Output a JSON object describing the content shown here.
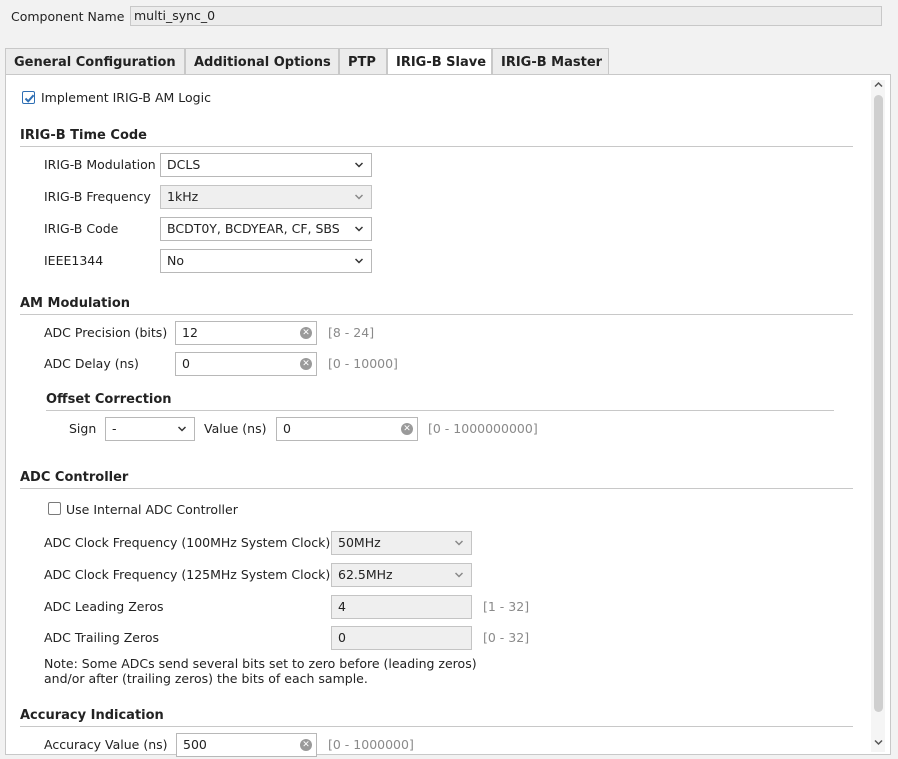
{
  "component": {
    "label": "Component Name",
    "value": "multi_sync_0"
  },
  "tabs": [
    {
      "label": "General Configuration"
    },
    {
      "label": "Additional Options"
    },
    {
      "label": "PTP"
    },
    {
      "label": "IRIG-B Slave"
    },
    {
      "label": "IRIG-B Master"
    }
  ],
  "active_tab": "IRIG-B Slave",
  "implement_am": {
    "label": "Implement IRIG-B AM Logic",
    "checked": true
  },
  "timecode": {
    "heading": "IRIG-B Time Code",
    "modulation": {
      "label": "IRIG-B Modulation",
      "value": "DCLS"
    },
    "frequency": {
      "label": "IRIG-B Frequency",
      "value": "1kHz"
    },
    "code": {
      "label": "IRIG-B Code",
      "value": "BCDT0Y, BCDYEAR, CF, SBS"
    },
    "ieee": {
      "label": "IEEE1344",
      "value": "No"
    }
  },
  "am": {
    "heading": "AM Modulation",
    "precision": {
      "label": "ADC Precision (bits)",
      "value": "12",
      "range": "[8 - 24]"
    },
    "delay": {
      "label": "ADC Delay (ns)",
      "value": "0",
      "range": "[0 - 10000]"
    },
    "offset": {
      "heading": "Offset Correction",
      "sign_label": "Sign",
      "sign_value": "-",
      "value_label": "Value (ns)",
      "value": "0",
      "range": "[0 - 1000000000]"
    }
  },
  "adc": {
    "heading": "ADC Controller",
    "internal": {
      "label": "Use Internal ADC Controller",
      "checked": false
    },
    "clk100": {
      "label": "ADC Clock Frequency (100MHz System Clock)",
      "value": "50MHz"
    },
    "clk125": {
      "label": "ADC Clock Frequency (125MHz System Clock)",
      "value": "62.5MHz"
    },
    "leading": {
      "label": "ADC Leading Zeros",
      "value": "4",
      "range": "[1 - 32]"
    },
    "trailing": {
      "label": "ADC Trailing Zeros",
      "value": "0",
      "range": "[0 - 32]"
    },
    "note_line1": "Note: Some ADCs send several bits set to zero before (leading zeros)",
    "note_line2": "and/or after (trailing zeros) the bits of each sample."
  },
  "accuracy": {
    "heading": "Accuracy Indication",
    "value_label": "Accuracy Value (ns)",
    "value": "500",
    "range": "[0 - 1000000]"
  },
  "icons": {
    "dropdown": "chevron-down-icon",
    "clear": "clear-icon",
    "check": "check-icon"
  },
  "colors": {
    "check_accent": "#2f6fb4"
  }
}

#### What to work on:
Quote the entries in full. Any image among them is to be omitted from the copy.

#### Finished answer:
Output a JSON object describing the content shown here.
{
  "component": {
    "label": "Component Name",
    "value": "multi_sync_0"
  },
  "tabs": [
    {
      "label": "General Configuration"
    },
    {
      "label": "Additional Options"
    },
    {
      "label": "PTP"
    },
    {
      "label": "IRIG-B Slave"
    },
    {
      "label": "IRIG-B Master"
    }
  ],
  "active_tab": "IRIG-B Slave",
  "implement_am": {
    "label": "Implement IRIG-B AM Logic",
    "checked": true
  },
  "timecode": {
    "heading": "IRIG-B Time Code",
    "modulation": {
      "label": "IRIG-B Modulation",
      "value": "DCLS"
    },
    "frequency": {
      "label": "IRIG-B Frequency",
      "value": "1kHz"
    },
    "code": {
      "label": "IRIG-B Code",
      "value": "BCDT0Y, BCDYEAR, CF, SBS"
    },
    "ieee": {
      "label": "IEEE1344",
      "value": "No"
    }
  },
  "am": {
    "heading": "AM Modulation",
    "precision": {
      "label": "ADC Precision (bits)",
      "value": "12",
      "range": "[8 - 24]"
    },
    "delay": {
      "label": "ADC Delay (ns)",
      "value": "0",
      "range": "[0 - 10000]"
    },
    "offset": {
      "heading": "Offset Correction",
      "sign_label": "Sign",
      "sign_value": "-",
      "value_label": "Value (ns)",
      "value": "0",
      "range": "[0 - 1000000000]"
    }
  },
  "adc": {
    "heading": "ADC Controller",
    "internal": {
      "label": "Use Internal ADC Controller",
      "checked": false
    },
    "clk100": {
      "label": "ADC Clock Frequency (100MHz System Clock)",
      "value": "50MHz"
    },
    "clk125": {
      "label": "ADC Clock Frequency (125MHz System Clock)",
      "value": "62.5MHz"
    },
    "leading": {
      "label": "ADC Leading Zeros",
      "value": "4",
      "range": "[1 - 32]"
    },
    "trailing": {
      "label": "ADC Trailing Zeros",
      "value": "0",
      "range": "[0 - 32]"
    },
    "note_line1": "Note: Some ADCs send several bits set to zero before (leading zeros)",
    "note_line2": "and/or after (trailing zeros) the bits of each sample."
  },
  "accuracy": {
    "heading": "Accuracy Indication",
    "value_label": "Accuracy Value (ns)",
    "value": "500",
    "range": "[0 - 1000000]"
  },
  "icons": {
    "dropdown": "chevron-down-icon",
    "clear": "clear-icon",
    "check": "check-icon"
  },
  "colors": {
    "check_accent": "#2f6fb4"
  }
}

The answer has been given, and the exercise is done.